* [Task]:
Filter the records below for the word "strain". Copy each line that holds it.

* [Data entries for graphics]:
** START **

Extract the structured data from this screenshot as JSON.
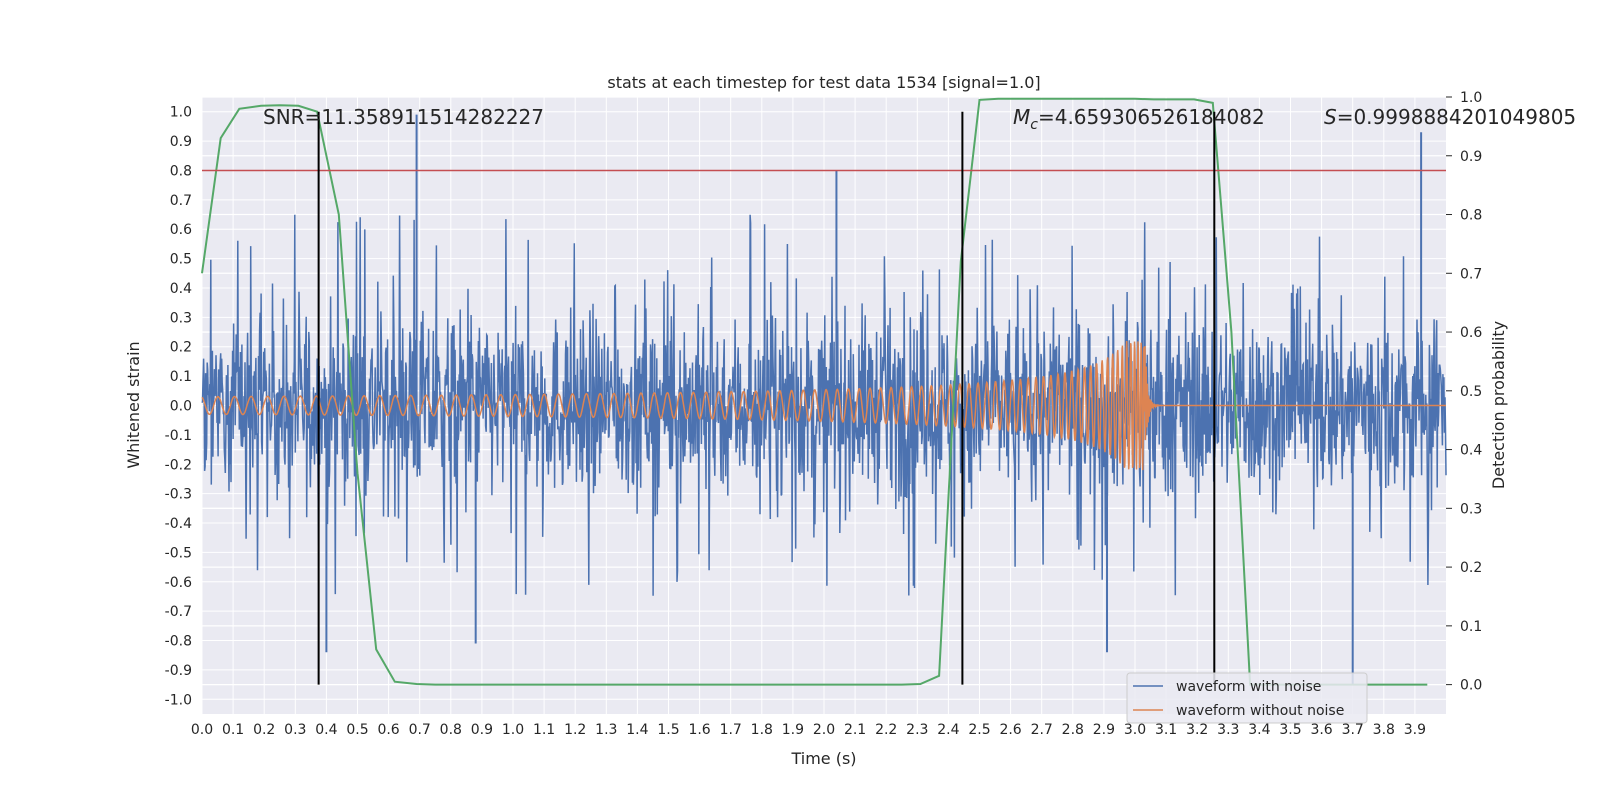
{
  "chart_data": {
    "type": "line",
    "title": "stats at each timestep for test data 1534 [signal=1.0]",
    "xlabel": "Time (s)",
    "ylabel": "Whitened strain",
    "y2label": "Detection probability",
    "xlim": [
      0.0,
      4.0
    ],
    "ylim": [
      -1.05,
      1.05
    ],
    "y2lim": [
      -0.05,
      1.0
    ],
    "x_ticks": [
      "0.0",
      "0.1",
      "0.2",
      "0.3",
      "0.4",
      "0.5",
      "0.6",
      "0.7",
      "0.8",
      "0.9",
      "1.0",
      "1.1",
      "1.2",
      "1.3",
      "1.4",
      "1.5",
      "1.6",
      "1.7",
      "1.8",
      "1.9",
      "2.0",
      "2.1",
      "2.2",
      "2.3",
      "2.4",
      "2.5",
      "2.6",
      "2.7",
      "2.8",
      "2.9",
      "3.0",
      "3.1",
      "3.2",
      "3.3",
      "3.4",
      "3.5",
      "3.6",
      "3.7",
      "3.8",
      "3.9"
    ],
    "y_ticks": [
      "1.0",
      "0.9",
      "0.8",
      "0.7",
      "0.6",
      "0.5",
      "0.4",
      "0.3",
      "0.2",
      "0.1",
      "0.0",
      "-0.1",
      "-0.2",
      "-0.3",
      "-0.4",
      "-0.5",
      "-0.6",
      "-0.7",
      "-0.8",
      "-0.9",
      "-1.0"
    ],
    "y2_ticks": [
      "1.0",
      "0.9",
      "0.8",
      "0.7",
      "0.6",
      "0.5",
      "0.4",
      "0.3",
      "0.2",
      "0.1",
      "0.0"
    ],
    "grid": true,
    "legend_placement": "lower-right",
    "annotations": {
      "snr": "SNR=11.358911514282227",
      "mc_symbol": "M",
      "mc_subscript": "c",
      "mc_value": "=4.659306526184082",
      "s_symbol": "S",
      "s_value": "=0.9998884201049805"
    },
    "threshold_y": 0.8,
    "vertical_lines_x": [
      0.375,
      2.445,
      3.255
    ],
    "series": [
      {
        "name": "waveform with noise",
        "color": "#4c72b0",
        "description_values": "noise-dominated strain, envelope about ±0.45 with spikes up to ±1.0",
        "spikes": [
          [
            0.69,
            0.99
          ],
          [
            2.04,
            0.8
          ],
          [
            3.92,
            0.93
          ],
          [
            0.88,
            -0.81
          ],
          [
            3.7,
            -0.95
          ],
          [
            2.91,
            -0.84
          ],
          [
            0.4,
            -0.84
          ]
        ]
      },
      {
        "name": "waveform without noise",
        "color": "#dd8452",
        "chirp": {
          "start": 0.0,
          "merger": 3.03,
          "ringdown_end": 3.12,
          "amp_start": 0.03,
          "amp_peak_pos": 0.22,
          "amp_peak_neg": -0.28
        }
      },
      {
        "name": "detection probability",
        "color": "#55a868",
        "axis": "right",
        "x": [
          0.0,
          0.06,
          0.12,
          0.19,
          0.25,
          0.31,
          0.37,
          0.44,
          0.5,
          0.56,
          0.62,
          0.69,
          0.75,
          0.81,
          0.87,
          0.94,
          1.0,
          1.06,
          1.12,
          1.19,
          1.25,
          1.31,
          1.37,
          1.44,
          1.5,
          1.56,
          1.62,
          1.69,
          1.75,
          1.81,
          1.87,
          1.94,
          2.0,
          2.06,
          2.12,
          2.19,
          2.25,
          2.31,
          2.37,
          2.44,
          2.5,
          2.56,
          2.62,
          2.69,
          2.75,
          2.81,
          2.87,
          2.94,
          3.0,
          3.06,
          3.12,
          3.19,
          3.25,
          3.31,
          3.37,
          3.44,
          3.5,
          3.56,
          3.62,
          3.69,
          3.75,
          3.81,
          3.87,
          3.94
        ],
        "values": [
          0.7,
          0.93,
          0.98,
          0.985,
          0.986,
          0.985,
          0.975,
          0.8,
          0.36,
          0.06,
          0.005,
          0.001,
          0.0,
          0.0,
          0.0,
          0.0,
          0.0,
          0.0,
          0.0,
          0.0,
          0.0,
          0.0,
          0.0,
          0.0,
          0.0,
          0.0,
          0.0,
          0.0,
          0.0,
          0.0,
          0.0,
          0.0,
          0.0,
          0.0,
          0.0,
          0.0,
          0.0,
          0.001,
          0.015,
          0.72,
          0.995,
          0.997,
          0.997,
          0.997,
          0.997,
          0.997,
          0.997,
          0.997,
          0.997,
          0.996,
          0.996,
          0.996,
          0.99,
          0.6,
          0.0,
          0.0,
          0.0,
          0.0,
          0.0,
          0.0,
          0.0,
          0.0,
          0.0,
          0.0
        ]
      }
    ]
  }
}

** END **

* [Response]:
    "ylabel": "Whitened strain",
        "description_values": "noise-dominated strain, envelope about ±0.45 with spikes up to ±1.0",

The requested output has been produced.